§ GIVEN TASK
Scan the lines below for the word "title". Copy each line you find it in.

§ INPUT FOR THIS TASK
=-=-=

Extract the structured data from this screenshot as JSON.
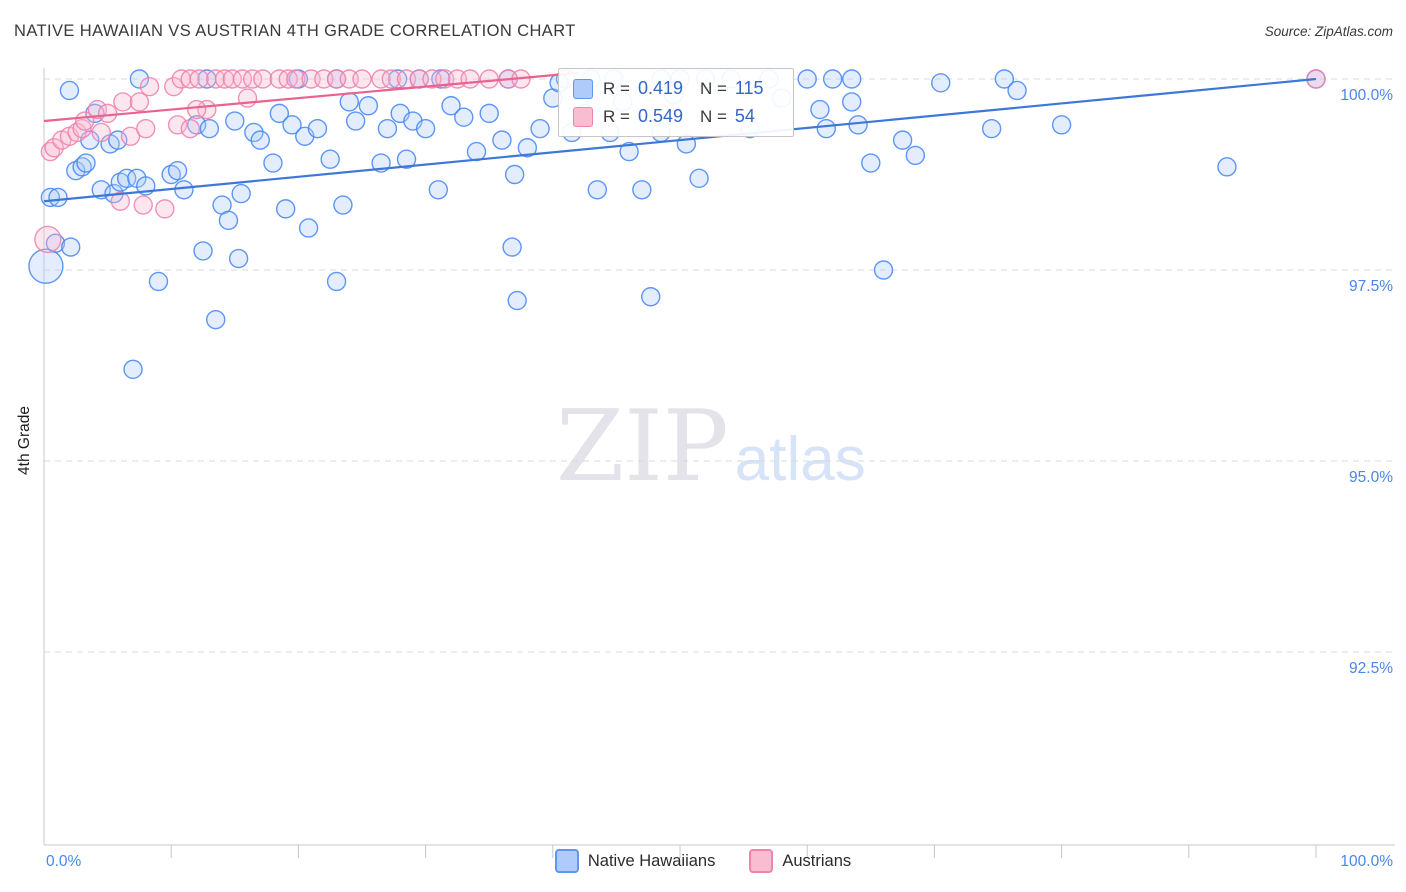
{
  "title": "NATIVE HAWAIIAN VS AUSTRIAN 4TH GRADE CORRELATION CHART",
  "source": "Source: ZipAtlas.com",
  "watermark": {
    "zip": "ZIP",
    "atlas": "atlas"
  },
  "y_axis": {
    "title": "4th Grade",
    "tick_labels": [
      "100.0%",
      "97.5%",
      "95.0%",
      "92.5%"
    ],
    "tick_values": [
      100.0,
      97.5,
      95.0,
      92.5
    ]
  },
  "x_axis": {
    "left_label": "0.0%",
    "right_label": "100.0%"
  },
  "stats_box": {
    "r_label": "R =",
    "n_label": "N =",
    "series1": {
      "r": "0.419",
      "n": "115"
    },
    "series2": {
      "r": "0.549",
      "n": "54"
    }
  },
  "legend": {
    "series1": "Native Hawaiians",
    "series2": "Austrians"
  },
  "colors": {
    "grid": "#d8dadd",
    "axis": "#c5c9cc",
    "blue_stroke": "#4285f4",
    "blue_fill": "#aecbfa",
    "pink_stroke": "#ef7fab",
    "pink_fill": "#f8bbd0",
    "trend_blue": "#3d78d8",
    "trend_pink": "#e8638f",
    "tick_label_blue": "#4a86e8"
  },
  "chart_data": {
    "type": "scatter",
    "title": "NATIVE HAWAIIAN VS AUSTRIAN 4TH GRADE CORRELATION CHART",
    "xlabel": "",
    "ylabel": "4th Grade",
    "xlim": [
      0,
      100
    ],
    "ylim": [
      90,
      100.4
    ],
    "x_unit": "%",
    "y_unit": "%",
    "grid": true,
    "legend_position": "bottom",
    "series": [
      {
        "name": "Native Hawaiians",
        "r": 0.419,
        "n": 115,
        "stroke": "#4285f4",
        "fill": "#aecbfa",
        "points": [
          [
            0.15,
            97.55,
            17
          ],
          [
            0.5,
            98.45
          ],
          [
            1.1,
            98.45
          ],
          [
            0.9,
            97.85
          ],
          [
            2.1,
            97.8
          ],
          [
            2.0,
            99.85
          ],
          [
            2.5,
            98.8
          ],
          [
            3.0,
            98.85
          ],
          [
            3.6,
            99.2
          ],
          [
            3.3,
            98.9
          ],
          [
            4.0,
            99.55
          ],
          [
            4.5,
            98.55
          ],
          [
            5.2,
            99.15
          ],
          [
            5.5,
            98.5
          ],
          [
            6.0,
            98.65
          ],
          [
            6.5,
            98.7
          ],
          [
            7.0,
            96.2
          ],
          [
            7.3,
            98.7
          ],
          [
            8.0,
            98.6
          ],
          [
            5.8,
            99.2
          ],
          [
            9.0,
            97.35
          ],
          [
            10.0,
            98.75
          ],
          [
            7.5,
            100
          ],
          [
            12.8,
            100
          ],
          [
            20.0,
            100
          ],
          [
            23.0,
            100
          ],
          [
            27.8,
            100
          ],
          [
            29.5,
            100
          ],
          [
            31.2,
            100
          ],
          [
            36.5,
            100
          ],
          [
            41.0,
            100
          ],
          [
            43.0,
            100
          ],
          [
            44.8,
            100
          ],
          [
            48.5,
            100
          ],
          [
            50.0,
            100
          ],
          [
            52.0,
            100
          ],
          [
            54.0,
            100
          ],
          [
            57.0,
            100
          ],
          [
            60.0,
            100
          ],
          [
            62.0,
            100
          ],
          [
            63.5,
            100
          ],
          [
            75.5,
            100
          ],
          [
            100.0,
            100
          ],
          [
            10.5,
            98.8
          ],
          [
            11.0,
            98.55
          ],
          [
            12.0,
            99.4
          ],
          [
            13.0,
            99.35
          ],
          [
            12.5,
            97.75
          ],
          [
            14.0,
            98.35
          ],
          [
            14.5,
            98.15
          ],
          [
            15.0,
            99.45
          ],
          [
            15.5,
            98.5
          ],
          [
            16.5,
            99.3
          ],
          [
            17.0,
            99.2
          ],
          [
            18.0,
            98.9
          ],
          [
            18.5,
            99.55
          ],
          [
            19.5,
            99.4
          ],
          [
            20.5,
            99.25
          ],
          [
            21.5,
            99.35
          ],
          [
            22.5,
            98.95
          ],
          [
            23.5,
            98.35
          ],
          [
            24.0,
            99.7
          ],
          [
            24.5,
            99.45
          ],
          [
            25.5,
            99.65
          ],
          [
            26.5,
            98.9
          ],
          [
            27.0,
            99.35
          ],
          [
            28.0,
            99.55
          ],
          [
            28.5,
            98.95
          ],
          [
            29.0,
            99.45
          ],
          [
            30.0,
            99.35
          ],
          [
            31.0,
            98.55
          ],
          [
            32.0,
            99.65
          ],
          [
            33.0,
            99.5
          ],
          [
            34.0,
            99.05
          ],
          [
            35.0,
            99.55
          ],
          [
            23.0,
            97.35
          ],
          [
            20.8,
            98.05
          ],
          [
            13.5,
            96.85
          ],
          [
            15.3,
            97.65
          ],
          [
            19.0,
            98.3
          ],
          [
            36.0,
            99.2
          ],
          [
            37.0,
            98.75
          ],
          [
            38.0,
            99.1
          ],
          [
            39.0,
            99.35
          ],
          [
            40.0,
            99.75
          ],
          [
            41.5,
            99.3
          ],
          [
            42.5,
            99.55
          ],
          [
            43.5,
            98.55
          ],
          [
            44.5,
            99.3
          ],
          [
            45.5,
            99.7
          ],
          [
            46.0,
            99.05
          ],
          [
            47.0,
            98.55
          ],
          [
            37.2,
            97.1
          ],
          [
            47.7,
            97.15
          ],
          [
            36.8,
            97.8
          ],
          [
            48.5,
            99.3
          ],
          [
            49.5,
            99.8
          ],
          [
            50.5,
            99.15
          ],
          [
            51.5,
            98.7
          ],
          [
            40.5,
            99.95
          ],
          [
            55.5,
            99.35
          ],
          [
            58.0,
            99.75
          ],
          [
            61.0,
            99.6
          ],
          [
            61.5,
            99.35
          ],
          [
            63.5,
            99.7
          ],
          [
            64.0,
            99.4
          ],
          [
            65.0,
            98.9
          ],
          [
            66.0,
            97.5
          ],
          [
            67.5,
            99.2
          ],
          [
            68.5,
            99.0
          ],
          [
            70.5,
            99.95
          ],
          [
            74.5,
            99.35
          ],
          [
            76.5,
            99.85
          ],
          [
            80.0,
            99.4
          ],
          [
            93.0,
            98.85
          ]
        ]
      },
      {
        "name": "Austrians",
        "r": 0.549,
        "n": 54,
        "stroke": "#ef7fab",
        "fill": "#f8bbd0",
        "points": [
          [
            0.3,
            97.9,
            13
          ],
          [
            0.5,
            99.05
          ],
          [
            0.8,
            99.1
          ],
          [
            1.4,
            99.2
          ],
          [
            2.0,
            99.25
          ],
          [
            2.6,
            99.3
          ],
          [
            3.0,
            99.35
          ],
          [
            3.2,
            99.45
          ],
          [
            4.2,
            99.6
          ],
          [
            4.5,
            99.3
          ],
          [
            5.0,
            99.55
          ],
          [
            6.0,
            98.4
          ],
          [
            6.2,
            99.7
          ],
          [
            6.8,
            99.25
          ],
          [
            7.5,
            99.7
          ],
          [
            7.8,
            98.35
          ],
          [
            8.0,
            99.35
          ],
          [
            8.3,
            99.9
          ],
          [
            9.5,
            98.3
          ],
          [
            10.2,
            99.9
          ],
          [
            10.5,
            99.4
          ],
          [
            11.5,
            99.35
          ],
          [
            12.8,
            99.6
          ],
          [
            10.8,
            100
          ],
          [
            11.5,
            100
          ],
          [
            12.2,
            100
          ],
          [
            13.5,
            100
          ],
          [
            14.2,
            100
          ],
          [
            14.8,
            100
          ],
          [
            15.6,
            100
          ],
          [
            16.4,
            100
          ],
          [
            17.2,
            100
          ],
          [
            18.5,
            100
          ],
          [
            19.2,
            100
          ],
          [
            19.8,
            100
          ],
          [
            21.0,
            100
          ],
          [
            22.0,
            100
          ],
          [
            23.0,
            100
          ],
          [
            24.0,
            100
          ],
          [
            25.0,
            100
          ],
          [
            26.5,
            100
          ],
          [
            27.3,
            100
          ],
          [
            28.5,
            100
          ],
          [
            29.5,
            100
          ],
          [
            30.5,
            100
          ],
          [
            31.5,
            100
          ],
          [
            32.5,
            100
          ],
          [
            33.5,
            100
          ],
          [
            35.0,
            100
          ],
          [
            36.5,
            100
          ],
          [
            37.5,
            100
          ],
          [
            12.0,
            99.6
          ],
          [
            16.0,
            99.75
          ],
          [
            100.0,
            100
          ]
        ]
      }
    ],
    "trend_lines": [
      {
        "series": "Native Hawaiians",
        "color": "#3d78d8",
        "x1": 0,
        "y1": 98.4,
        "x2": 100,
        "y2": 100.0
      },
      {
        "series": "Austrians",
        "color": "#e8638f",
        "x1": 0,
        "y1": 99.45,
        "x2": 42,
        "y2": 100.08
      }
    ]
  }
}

=-=-=

§ EXERCISE OUTPUT
  "title": "NATIVE HAWAIIAN VS AUSTRIAN 4TH GRADE CORRELATION CHART",
    "title": "4th Grade",
    "title": "NATIVE HAWAIIAN VS AUSTRIAN 4TH GRADE CORRELATION CHART",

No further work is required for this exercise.